WHAT IS REQUIRED: Copy each line of the records that contains the word "生鮮魚介".

RAW RECORDS:
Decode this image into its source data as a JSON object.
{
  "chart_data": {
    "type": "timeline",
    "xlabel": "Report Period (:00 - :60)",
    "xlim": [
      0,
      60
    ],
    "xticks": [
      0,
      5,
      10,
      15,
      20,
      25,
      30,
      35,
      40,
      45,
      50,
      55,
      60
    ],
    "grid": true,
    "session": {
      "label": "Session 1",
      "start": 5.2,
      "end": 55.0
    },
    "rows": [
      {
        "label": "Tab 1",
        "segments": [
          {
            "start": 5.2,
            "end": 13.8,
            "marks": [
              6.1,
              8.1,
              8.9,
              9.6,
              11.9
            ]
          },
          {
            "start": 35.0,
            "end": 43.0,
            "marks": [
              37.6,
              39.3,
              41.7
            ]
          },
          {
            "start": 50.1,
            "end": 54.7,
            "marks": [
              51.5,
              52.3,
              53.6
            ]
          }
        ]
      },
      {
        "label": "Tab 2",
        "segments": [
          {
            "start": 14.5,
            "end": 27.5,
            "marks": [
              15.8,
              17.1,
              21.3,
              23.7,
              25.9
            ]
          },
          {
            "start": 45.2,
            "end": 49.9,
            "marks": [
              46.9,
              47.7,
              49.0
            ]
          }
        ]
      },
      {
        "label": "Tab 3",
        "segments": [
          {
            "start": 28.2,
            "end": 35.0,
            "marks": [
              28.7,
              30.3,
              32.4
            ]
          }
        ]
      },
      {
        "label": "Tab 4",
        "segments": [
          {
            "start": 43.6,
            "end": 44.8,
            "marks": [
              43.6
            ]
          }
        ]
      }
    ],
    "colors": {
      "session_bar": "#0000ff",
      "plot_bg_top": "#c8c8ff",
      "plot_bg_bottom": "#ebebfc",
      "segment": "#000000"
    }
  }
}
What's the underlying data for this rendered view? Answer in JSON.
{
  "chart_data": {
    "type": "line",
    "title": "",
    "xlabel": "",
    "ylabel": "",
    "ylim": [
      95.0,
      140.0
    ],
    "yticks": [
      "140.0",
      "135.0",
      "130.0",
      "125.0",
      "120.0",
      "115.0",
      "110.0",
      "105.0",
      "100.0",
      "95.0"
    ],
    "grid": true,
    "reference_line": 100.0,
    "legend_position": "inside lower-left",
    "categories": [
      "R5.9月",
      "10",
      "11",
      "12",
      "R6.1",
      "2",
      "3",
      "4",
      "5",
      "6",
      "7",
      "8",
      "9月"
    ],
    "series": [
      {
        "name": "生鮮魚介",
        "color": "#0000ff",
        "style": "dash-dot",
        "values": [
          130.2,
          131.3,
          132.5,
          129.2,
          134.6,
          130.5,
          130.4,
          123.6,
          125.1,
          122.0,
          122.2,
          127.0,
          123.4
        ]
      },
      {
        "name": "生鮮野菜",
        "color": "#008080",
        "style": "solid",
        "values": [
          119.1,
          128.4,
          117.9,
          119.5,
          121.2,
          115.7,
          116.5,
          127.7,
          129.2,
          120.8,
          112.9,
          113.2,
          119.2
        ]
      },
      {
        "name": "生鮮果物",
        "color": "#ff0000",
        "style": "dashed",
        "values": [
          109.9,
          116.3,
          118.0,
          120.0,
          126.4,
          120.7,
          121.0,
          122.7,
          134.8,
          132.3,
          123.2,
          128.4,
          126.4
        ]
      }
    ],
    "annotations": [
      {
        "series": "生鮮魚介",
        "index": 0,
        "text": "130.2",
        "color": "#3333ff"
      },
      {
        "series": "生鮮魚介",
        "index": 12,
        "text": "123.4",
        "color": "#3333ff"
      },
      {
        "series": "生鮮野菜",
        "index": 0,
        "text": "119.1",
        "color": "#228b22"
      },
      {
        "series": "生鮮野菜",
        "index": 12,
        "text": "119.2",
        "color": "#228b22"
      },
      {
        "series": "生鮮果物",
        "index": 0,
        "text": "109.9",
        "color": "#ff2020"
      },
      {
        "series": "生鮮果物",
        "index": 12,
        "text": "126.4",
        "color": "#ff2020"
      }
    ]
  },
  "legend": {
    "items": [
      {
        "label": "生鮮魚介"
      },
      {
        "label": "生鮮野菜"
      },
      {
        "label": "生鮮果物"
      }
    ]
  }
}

RIGHT ANSWER:
        "name": "生鮮魚介",
        "series": "生鮮魚介",
        "series": "生鮮魚介",
        "label": "生鮮魚介"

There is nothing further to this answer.